Directive
From the listing below, copy every line with the word "CIRCUIT".

>>>

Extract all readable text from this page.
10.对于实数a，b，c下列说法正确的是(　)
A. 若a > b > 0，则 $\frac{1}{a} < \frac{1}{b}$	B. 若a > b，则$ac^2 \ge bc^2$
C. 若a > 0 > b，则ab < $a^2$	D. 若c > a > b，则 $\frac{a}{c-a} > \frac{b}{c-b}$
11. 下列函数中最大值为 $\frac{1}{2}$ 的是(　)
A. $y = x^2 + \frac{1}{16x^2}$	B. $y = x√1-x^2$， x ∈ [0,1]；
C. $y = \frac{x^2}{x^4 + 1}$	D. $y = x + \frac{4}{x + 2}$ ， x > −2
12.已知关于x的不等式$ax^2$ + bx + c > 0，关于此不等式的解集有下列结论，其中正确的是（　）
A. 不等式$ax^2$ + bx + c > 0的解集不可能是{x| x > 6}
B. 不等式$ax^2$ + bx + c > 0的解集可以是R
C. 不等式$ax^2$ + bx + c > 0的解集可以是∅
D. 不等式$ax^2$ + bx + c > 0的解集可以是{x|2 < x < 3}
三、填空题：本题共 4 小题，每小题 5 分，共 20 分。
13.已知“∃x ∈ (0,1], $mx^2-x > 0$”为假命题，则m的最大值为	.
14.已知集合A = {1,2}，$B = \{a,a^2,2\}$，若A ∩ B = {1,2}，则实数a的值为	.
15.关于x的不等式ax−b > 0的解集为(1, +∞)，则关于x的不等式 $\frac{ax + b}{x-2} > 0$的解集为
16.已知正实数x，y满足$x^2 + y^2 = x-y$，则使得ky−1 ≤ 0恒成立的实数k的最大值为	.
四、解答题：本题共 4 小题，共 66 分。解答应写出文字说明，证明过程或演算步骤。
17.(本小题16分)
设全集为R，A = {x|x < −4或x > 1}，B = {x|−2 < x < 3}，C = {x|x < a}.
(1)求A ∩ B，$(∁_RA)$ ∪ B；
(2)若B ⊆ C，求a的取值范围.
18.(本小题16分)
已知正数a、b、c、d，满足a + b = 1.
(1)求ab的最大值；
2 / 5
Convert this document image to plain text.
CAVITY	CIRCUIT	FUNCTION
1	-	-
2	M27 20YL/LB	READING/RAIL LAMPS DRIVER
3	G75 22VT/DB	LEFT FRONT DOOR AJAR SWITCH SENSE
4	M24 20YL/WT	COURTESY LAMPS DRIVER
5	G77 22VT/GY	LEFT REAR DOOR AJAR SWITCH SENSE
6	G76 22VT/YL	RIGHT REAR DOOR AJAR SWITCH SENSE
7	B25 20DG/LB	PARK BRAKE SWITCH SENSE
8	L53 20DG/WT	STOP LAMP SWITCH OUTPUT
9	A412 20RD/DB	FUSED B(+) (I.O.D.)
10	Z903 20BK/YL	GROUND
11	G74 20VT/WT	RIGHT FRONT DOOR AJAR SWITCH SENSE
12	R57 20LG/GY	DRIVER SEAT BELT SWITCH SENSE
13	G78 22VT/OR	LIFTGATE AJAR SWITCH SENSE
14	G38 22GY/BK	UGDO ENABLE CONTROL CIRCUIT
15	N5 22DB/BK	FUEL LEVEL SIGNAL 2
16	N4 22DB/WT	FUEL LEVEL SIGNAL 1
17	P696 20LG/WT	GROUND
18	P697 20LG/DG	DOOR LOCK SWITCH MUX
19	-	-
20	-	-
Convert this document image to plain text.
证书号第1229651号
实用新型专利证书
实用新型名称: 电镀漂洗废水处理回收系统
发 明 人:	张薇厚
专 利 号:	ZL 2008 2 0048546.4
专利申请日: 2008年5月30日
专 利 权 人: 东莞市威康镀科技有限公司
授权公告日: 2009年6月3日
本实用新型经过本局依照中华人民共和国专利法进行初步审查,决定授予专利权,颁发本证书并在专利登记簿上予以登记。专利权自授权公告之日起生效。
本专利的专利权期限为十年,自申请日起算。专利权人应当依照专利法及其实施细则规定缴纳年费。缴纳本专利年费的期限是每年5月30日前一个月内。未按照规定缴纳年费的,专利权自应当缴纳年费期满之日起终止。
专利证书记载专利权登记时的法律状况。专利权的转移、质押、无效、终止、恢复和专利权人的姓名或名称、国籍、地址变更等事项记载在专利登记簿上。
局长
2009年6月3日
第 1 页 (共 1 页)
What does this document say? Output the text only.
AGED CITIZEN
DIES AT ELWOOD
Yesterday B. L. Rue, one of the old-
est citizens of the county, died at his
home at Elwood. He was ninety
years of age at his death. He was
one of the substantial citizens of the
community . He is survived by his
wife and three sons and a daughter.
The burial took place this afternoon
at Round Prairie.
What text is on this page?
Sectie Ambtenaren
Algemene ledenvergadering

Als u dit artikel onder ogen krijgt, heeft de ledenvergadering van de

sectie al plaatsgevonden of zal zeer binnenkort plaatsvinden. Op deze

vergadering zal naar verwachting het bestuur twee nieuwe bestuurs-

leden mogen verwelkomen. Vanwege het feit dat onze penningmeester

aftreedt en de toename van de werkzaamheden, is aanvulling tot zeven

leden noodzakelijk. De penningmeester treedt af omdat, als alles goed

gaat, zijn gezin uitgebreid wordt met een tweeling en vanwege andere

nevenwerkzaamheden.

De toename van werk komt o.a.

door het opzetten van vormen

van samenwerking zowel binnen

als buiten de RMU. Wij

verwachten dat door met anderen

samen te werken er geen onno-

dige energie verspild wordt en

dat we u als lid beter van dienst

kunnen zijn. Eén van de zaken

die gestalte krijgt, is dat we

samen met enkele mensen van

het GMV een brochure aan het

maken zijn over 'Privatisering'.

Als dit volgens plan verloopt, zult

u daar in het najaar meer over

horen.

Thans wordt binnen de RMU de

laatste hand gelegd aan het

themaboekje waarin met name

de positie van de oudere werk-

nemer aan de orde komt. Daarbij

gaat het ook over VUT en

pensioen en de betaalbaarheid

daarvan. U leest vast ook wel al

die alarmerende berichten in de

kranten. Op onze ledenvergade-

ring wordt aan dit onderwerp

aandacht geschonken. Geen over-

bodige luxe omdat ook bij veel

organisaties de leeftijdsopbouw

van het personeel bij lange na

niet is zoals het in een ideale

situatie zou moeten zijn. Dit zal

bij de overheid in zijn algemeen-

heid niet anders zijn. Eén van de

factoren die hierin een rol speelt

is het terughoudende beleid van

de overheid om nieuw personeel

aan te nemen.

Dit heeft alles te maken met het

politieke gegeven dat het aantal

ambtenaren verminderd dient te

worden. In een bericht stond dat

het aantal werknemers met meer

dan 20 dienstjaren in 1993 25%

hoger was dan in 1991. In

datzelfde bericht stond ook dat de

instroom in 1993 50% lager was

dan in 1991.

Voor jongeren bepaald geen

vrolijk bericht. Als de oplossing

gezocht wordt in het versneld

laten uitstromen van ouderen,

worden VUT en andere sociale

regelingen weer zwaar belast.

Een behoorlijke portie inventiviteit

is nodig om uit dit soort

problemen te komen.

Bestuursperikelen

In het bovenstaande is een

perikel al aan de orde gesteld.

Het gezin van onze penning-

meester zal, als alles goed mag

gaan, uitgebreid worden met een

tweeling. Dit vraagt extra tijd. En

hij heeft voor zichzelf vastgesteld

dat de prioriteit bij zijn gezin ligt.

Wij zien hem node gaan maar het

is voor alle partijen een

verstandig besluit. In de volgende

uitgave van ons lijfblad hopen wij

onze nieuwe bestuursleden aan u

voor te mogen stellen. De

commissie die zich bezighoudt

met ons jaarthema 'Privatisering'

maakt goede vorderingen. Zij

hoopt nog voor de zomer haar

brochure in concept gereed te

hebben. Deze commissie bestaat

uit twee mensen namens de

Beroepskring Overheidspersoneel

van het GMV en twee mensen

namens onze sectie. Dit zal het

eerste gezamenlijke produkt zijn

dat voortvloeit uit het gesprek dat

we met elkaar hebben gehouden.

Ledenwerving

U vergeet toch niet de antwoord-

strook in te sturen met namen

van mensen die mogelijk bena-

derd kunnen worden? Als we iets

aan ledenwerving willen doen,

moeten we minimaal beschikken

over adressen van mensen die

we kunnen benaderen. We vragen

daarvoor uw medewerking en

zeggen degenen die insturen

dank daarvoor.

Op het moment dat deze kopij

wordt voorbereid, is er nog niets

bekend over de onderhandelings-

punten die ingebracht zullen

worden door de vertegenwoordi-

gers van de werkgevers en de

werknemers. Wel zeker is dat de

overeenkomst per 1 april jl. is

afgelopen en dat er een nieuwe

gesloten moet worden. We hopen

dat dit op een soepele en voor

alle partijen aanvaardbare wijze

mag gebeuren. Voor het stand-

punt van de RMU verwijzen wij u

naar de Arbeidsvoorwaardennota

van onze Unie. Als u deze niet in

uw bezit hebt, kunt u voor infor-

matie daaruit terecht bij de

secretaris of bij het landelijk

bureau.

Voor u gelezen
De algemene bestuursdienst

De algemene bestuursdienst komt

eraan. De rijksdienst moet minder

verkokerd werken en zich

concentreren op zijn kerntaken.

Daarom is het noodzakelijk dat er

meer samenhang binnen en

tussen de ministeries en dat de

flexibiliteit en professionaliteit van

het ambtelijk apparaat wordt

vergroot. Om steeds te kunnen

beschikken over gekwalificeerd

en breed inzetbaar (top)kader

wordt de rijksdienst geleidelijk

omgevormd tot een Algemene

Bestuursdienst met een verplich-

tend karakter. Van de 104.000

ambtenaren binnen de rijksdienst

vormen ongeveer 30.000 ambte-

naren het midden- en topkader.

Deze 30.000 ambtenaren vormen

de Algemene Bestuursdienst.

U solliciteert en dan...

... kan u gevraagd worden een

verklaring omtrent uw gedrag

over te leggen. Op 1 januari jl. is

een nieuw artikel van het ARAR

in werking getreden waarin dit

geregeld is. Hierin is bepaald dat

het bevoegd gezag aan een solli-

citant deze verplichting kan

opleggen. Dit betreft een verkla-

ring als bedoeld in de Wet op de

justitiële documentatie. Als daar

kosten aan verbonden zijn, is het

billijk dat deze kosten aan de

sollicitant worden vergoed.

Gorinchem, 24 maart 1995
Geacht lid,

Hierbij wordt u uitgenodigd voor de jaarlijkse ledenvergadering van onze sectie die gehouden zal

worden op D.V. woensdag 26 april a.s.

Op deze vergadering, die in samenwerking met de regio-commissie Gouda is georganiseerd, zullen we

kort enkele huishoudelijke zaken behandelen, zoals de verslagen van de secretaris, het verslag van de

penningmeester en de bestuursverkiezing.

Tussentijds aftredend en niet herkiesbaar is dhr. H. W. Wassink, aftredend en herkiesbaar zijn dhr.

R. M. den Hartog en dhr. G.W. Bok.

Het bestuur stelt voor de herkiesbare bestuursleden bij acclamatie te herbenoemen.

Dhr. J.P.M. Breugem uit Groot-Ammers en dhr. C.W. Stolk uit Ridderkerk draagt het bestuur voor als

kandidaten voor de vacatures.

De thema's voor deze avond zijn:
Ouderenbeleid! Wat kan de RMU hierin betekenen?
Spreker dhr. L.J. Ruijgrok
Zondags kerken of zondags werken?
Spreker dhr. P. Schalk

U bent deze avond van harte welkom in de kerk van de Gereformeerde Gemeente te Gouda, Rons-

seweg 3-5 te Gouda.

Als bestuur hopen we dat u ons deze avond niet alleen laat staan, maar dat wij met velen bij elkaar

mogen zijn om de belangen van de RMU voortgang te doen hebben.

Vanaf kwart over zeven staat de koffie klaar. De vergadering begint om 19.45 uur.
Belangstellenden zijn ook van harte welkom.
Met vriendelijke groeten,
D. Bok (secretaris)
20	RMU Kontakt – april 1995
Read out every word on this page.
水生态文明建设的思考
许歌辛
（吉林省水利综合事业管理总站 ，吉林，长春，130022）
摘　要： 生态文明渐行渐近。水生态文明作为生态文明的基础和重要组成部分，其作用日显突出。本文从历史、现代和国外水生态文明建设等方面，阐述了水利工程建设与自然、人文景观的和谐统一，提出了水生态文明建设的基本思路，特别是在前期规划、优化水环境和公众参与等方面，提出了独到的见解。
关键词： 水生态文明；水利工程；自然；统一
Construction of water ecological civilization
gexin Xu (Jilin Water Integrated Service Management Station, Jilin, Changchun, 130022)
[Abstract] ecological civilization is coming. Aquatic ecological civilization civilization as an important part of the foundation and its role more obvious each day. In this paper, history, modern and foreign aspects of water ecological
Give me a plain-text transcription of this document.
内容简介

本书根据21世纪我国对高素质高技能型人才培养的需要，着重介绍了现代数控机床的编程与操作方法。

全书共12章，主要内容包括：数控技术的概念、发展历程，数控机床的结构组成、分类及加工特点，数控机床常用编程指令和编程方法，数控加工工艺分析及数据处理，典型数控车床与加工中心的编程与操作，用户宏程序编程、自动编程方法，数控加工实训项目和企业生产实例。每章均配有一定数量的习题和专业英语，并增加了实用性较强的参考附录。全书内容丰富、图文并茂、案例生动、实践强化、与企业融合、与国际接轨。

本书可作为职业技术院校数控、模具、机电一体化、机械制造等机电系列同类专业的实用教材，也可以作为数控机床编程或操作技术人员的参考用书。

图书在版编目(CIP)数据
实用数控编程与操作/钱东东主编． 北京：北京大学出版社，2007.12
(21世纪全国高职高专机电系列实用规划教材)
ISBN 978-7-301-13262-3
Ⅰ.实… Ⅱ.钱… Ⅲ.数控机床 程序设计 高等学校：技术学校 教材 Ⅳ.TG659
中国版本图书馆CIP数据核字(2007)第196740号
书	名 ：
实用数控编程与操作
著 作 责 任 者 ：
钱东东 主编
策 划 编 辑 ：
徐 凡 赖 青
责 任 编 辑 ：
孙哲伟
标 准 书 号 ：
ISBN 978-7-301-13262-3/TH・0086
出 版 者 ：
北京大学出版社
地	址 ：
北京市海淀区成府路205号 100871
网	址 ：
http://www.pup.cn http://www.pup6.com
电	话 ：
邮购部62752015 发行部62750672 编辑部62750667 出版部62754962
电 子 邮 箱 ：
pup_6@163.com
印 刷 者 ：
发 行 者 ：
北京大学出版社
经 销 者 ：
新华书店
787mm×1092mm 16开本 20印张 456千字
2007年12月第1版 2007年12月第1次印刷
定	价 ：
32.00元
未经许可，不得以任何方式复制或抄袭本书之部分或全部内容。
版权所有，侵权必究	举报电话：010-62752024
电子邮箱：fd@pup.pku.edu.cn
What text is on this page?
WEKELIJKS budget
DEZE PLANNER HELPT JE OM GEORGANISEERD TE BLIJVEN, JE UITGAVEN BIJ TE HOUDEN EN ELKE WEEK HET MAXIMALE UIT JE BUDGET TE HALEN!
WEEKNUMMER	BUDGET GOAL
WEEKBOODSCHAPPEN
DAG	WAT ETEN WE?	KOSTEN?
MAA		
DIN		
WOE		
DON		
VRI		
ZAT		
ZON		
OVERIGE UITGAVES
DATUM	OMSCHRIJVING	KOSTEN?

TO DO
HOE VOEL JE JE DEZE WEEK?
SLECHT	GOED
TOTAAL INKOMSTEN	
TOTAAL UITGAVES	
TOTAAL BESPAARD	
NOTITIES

<<<

Solution
CAVITY	CIRCUIT	FUNCTION
14	G38 22GY/BK	UGDO ENABLE CONTROL CIRCUIT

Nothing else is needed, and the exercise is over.